§ Directions
(1) According to the Danielson biography, which Russian club did he sign with in 2008?
(2) Please copy the stretch of the Danielson biography from "He amassed Primeira" through "Vicente and Moreirense." word for word.
(3) Name every club the Danielson biography says he was with during his career.

━━━━━ Selected excerpt ━━━━━

Danielson Ferreira Trindade (born 9 January 1981), known simply as Danielson, is a Brazilian former professional footballer who played as a central defender.

He amassed Primeira Liga totals of 216 games and six goals over ten seasons, in representation of Rio Ave, Paços de Ferreira, Nacional, Gil Vicente and Moreirense.

Club career
Born in São Paulo, Danielson started his senior career with lowly Grêmio Esportivo Inhumense. In the middle of 2003 he moved to Portugal, spending the following five years with Rio Ave FC (the first three seasons in the Primeira Liga and the following two in the second division, with promotion in 2008).

In 2008, Danielson signed with Russian Football Premier League side FC Khimki. During his stint in the country, he claimed to have been arrested twice.

Danielson returned to Portugal the following January transfer window, being loaned to F.C. Paços de Ferreira. Subsequently, he returned to his previous club, was released, and re-signed with Paços on a one-year contract.

Danielson joined another Portuguese team in June 2010, moving to Madeira's C.D. Nacional. After one year in the Cypriot First Division with AC Omonia, he spent the next three seasons also in the Portuguese top flight with Gil Vicente F.C. and Moreirense FC; in the 2014–15 campaign, he was one of only three players to appear in every minute in the league.

━━━━━ Record extracts ━━━━━

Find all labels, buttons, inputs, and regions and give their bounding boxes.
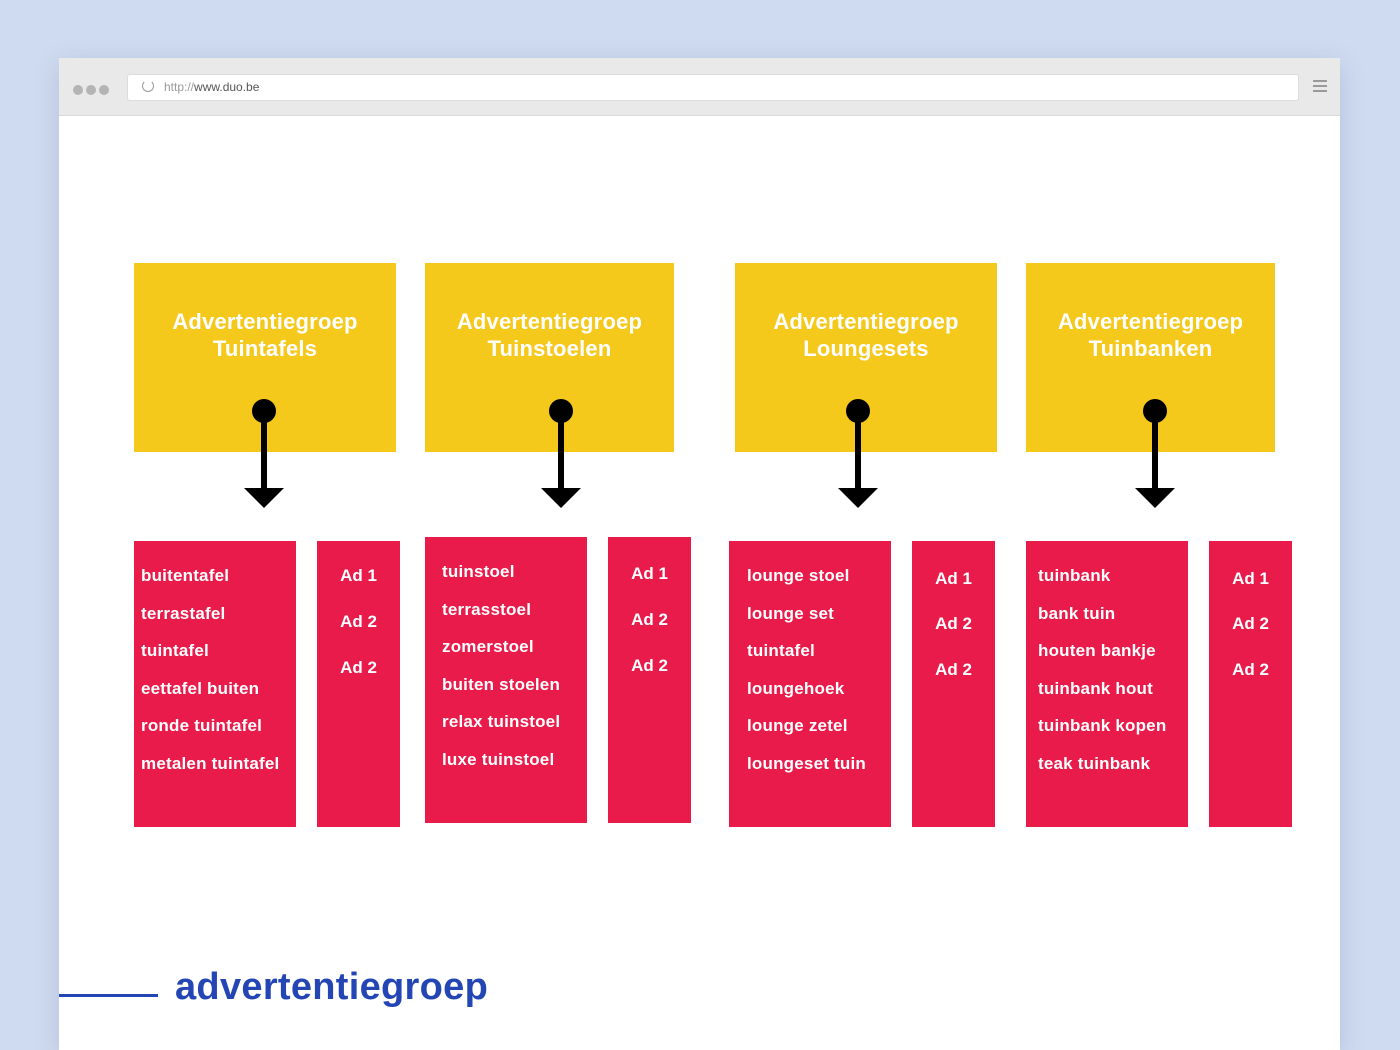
ad-item: Ad 2 [1232, 614, 1269, 633]
keyword-item: luxe tuinstoel [442, 750, 555, 769]
keyword-item: lounge stoel [747, 566, 850, 585]
keyword-item: tuinbank [1038, 566, 1111, 585]
ad-group-title-line1: Advertentiegroep [773, 309, 959, 334]
keyword-item: loungehoek [747, 679, 845, 698]
ad-item: Ad 1 [935, 569, 972, 588]
ad-item: Ad 2 [1232, 660, 1269, 679]
ad-group-title-line2: Tuintafels [212, 336, 318, 361]
reload-icon[interactable] [142, 80, 154, 92]
keyword-item: houten bankje [1038, 641, 1156, 660]
keyword-item: buitentafel [141, 566, 230, 585]
browser-toolbar: http://www.duo.be [59, 58, 1340, 116]
ad-group-title-line1: Advertentiegroep [1057, 309, 1244, 334]
window-controls[interactable] [73, 82, 112, 100]
url-prefix: http:// [164, 80, 195, 94]
keyword-item: lounge zetel [747, 716, 848, 735]
address-bar[interactable]: http://www.duo.be [127, 74, 1299, 101]
ad-group-title: Advertentiegroep Tuinstoelen [425, 308, 674, 362]
keyword-item: terrasstoel [442, 600, 532, 619]
keyword-item: terrastafel [141, 604, 226, 623]
browser-window: http://www.duo.be Advertentiegroep Tuint… [59, 58, 1340, 1050]
legend-label: advertentiegroep [175, 966, 489, 1008]
down-arrow-icon [1135, 399, 1175, 508]
url-host: www.duo.be [194, 80, 260, 94]
url-text[interactable]: http://www.duo.be [164, 80, 259, 94]
keyword-item: ronde tuintafel [141, 716, 263, 735]
keyword-item: bank tuin [1038, 604, 1116, 623]
keyword-item: loungeset tuin [747, 754, 866, 773]
ad-item: Ad 1 [1232, 569, 1269, 588]
keyword-list: tuinbank bank tuin houten bankje tuinban… [1026, 541, 1188, 827]
ad-group-title-line1: Advertentiegroep [456, 309, 643, 334]
keyword-item: tuinbank hout [1038, 679, 1153, 698]
keyword-list: buitentafel terrastafel tuintafel eettaf… [134, 541, 296, 827]
ad-item: Ad 2 [340, 612, 377, 631]
keyword-item: metalen tuintafel [141, 754, 280, 773]
keyword-item: tuintafel [747, 641, 815, 660]
keyword-item: buiten stoelen [442, 675, 561, 694]
ad-item: Ad 2 [935, 614, 972, 633]
down-arrow-icon [838, 399, 878, 508]
ad-list: Ad 1 Ad 2 Ad 2 [608, 537, 691, 823]
keyword-item: zomerstoel [442, 637, 534, 656]
hamburger-menu-icon[interactable] [1313, 80, 1327, 95]
down-arrow-icon [244, 399, 284, 508]
down-arrow-icon [541, 399, 581, 508]
ad-group-title: Advertentiegroep Tuinbanken [1026, 308, 1275, 362]
ad-item: Ad 2 [631, 610, 668, 629]
ad-group-title-line2: Tuinbanken [1088, 336, 1213, 361]
ad-group-title-line2: Loungesets [803, 336, 929, 361]
window-dot-icon[interactable] [99, 85, 109, 95]
ad-list: Ad 1 Ad 2 Ad 2 [912, 541, 995, 827]
keyword-item: teak tuinbank [1038, 754, 1151, 773]
ad-item: Ad 1 [340, 566, 377, 585]
keyword-item: tuintafel [141, 641, 209, 660]
keyword-item: tuinbank kopen [1038, 716, 1167, 735]
window-dot-icon[interactable] [86, 85, 96, 95]
keyword-list: tuinstoel terrasstoel zomerstoel buiten … [425, 537, 587, 823]
keyword-item: tuinstoel [442, 562, 515, 581]
ad-item: Ad 1 [631, 564, 668, 583]
ad-list: Ad 1 Ad 2 Ad 2 [1209, 541, 1292, 827]
ad-item: Ad 2 [935, 660, 972, 679]
ad-item: Ad 2 [340, 658, 377, 677]
ad-group-title-line1: Advertentiegroep [172, 309, 358, 334]
ad-list: Ad 1 Ad 2 Ad 2 [317, 541, 400, 827]
ad-group-title: Advertentiegroep Tuintafels [134, 308, 396, 362]
keyword-item: relax tuinstoel [442, 712, 561, 731]
keyword-list: lounge stoel lounge set tuintafel lounge… [729, 541, 891, 827]
keyword-item: eettafel buiten [141, 679, 260, 698]
ad-group-title-line2: Tuinstoelen [487, 336, 612, 361]
ad-item: Ad 2 [631, 656, 668, 675]
window-dot-icon[interactable] [73, 85, 83, 95]
legend-line [59, 994, 158, 997]
keyword-item: lounge set [747, 604, 835, 623]
ad-group-title: Advertentiegroep Loungesets [735, 308, 997, 362]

━━━━━

§ Exercise results
(1) FC Khimki

(2)
He amassed Primeira Liga totals of 216 games and six goals over ten seasons, in representation of Rio Ave, Paços de Ferreira, Nacional, Gil Vicente and Moreirense.

(3) Grêmio Esportivo Inhumense, Rio Ave FC, FC Khimki, F.C. Paços de Ferreira, C.D. Nacional, AC Omonia, Gil Vicente F.C., Moreirense FC